Begin

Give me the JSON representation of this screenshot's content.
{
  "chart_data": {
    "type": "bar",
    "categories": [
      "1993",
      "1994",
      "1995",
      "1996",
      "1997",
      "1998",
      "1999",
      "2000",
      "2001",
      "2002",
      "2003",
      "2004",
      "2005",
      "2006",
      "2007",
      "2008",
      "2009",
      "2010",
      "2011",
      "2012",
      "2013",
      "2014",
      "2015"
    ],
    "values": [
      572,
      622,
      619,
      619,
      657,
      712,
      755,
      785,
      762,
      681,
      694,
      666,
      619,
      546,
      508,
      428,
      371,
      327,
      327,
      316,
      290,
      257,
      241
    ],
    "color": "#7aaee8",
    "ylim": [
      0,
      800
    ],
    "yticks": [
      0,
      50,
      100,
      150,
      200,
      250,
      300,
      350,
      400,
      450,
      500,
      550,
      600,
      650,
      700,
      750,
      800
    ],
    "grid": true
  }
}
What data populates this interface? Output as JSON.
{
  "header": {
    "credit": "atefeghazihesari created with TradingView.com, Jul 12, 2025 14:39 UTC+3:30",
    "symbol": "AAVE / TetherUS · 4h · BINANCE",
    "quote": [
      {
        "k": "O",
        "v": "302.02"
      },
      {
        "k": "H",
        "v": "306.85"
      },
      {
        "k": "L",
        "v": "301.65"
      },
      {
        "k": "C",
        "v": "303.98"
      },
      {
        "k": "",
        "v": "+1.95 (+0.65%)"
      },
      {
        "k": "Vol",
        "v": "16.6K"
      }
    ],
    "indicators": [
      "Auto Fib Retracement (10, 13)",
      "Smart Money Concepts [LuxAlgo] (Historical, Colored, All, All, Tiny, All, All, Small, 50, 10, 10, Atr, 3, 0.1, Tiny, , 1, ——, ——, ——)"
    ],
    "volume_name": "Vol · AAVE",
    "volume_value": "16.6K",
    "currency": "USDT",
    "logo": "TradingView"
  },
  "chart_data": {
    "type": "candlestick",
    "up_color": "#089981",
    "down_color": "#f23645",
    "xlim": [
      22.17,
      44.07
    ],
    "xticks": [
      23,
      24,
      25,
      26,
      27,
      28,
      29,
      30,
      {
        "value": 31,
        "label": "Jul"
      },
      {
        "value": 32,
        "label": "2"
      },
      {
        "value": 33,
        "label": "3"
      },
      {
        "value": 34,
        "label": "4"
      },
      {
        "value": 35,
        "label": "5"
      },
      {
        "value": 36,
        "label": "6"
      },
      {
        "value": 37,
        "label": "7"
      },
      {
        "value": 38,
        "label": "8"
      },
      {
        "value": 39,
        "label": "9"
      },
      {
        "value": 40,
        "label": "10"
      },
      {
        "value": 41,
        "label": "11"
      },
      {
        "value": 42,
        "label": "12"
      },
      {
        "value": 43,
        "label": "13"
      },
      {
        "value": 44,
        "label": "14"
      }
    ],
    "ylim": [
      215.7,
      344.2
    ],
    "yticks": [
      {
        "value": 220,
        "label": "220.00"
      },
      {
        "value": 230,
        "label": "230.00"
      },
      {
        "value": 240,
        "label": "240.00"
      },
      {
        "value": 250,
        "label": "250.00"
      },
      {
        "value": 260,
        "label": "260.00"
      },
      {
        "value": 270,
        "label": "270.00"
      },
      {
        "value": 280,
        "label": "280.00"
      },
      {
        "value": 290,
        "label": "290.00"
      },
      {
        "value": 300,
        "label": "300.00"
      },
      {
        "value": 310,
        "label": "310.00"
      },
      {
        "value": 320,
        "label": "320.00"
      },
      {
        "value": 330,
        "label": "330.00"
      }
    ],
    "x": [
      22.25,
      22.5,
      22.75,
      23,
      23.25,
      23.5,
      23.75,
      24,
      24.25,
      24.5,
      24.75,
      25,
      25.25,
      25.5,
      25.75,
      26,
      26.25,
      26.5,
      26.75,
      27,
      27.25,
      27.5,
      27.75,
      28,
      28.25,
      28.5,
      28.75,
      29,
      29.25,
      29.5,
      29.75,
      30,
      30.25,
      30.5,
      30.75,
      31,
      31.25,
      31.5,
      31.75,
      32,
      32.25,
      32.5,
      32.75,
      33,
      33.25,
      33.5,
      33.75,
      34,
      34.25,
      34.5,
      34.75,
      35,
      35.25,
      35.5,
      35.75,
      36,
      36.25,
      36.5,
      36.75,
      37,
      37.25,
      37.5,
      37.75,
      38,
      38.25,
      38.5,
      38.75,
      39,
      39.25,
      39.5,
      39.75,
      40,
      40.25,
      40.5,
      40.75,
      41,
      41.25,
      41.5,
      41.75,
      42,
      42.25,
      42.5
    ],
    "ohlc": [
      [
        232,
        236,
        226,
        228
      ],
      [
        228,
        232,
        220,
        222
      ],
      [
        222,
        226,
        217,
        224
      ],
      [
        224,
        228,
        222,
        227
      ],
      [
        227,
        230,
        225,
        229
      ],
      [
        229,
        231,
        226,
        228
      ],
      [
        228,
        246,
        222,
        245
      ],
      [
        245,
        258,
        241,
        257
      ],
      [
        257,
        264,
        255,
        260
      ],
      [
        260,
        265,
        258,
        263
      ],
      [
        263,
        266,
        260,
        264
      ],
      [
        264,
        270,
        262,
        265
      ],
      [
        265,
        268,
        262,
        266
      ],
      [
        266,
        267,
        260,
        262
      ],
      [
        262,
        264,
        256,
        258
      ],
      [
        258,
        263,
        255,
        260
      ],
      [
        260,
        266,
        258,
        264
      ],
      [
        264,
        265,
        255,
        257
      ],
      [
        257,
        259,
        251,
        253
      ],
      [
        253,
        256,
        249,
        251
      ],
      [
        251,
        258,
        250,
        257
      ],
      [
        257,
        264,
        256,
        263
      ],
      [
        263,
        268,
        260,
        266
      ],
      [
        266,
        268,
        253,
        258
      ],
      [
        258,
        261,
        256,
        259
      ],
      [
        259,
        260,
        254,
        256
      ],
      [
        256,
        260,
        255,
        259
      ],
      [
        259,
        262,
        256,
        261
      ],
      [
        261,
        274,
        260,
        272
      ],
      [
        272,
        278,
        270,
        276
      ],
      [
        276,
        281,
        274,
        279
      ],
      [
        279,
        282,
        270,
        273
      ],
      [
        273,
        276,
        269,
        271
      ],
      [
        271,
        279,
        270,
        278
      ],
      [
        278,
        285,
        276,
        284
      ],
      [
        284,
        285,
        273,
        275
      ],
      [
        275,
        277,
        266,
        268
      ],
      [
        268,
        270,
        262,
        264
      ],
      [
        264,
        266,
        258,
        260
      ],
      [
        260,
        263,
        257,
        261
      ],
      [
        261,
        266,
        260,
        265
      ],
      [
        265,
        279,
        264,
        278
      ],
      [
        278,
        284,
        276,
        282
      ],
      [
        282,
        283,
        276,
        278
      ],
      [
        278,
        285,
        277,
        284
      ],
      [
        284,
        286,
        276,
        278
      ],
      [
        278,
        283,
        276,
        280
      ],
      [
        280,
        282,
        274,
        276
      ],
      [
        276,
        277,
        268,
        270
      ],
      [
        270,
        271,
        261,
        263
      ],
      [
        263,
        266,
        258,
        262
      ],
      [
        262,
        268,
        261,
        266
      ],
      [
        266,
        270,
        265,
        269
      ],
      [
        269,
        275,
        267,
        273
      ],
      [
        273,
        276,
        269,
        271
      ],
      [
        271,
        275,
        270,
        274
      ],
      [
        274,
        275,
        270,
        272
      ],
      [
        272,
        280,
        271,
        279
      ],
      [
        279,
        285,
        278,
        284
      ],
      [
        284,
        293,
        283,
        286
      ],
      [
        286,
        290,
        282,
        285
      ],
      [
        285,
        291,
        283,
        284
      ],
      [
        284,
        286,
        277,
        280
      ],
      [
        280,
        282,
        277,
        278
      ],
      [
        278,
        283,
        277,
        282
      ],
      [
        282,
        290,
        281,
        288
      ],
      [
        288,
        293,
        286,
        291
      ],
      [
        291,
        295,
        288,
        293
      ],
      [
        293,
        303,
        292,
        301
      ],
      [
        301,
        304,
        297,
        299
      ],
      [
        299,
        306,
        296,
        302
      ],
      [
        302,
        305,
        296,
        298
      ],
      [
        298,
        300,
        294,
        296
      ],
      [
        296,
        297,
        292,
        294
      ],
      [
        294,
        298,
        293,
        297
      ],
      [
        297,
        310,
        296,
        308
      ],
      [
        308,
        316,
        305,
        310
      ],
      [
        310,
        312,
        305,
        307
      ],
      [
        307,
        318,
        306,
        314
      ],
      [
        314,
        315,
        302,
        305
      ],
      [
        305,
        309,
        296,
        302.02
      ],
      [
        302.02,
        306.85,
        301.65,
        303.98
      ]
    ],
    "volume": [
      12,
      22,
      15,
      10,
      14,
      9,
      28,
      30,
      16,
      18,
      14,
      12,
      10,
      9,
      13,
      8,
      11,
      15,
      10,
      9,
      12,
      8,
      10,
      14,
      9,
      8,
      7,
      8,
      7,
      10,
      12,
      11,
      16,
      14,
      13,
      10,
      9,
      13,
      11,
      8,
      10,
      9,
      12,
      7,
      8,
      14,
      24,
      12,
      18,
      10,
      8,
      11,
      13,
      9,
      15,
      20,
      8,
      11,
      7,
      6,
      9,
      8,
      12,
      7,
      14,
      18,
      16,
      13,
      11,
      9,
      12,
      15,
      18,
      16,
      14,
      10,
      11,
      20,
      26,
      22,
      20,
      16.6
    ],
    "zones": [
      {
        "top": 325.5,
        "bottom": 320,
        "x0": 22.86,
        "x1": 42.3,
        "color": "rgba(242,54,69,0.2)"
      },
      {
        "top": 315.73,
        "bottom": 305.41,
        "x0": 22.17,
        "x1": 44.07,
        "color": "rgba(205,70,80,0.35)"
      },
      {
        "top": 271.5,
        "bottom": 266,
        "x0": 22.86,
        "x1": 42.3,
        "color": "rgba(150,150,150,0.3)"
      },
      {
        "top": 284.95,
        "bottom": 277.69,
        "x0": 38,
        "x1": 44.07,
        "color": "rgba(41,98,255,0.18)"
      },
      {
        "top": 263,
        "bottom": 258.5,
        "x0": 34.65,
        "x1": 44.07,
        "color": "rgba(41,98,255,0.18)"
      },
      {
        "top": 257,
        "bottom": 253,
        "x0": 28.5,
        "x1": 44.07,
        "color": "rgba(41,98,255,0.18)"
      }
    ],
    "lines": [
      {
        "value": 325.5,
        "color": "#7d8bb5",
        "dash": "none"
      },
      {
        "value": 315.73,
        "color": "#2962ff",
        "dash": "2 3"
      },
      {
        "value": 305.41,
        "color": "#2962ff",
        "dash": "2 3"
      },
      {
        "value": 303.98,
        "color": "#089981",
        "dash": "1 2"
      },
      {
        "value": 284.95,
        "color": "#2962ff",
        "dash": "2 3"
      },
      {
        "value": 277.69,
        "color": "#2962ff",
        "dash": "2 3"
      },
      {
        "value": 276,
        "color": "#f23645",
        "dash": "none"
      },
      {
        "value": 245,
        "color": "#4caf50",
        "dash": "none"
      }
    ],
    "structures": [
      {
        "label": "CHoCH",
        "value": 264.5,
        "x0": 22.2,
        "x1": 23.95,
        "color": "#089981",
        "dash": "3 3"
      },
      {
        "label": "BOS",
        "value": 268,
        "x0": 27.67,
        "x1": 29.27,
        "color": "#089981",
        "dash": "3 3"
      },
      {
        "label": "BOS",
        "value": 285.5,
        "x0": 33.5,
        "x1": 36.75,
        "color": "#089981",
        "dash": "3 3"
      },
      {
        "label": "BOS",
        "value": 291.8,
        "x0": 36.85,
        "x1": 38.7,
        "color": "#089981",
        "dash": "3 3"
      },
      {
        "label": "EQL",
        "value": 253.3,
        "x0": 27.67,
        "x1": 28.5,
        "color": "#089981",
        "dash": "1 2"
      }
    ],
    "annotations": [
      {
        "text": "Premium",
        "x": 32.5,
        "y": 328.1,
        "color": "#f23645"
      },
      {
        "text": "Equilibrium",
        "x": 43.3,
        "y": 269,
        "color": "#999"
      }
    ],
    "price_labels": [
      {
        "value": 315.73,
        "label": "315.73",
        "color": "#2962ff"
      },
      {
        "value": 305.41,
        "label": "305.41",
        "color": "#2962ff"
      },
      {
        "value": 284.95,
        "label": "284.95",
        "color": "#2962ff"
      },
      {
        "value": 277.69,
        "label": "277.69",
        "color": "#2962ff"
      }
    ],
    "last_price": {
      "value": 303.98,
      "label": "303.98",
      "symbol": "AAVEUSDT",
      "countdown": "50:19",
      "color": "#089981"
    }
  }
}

End

Look through the records and gather each line with the word "this".

TASK RESULT
Give me the JSON representation of this screenshot's content.
What data populates this interface? Output as JSON.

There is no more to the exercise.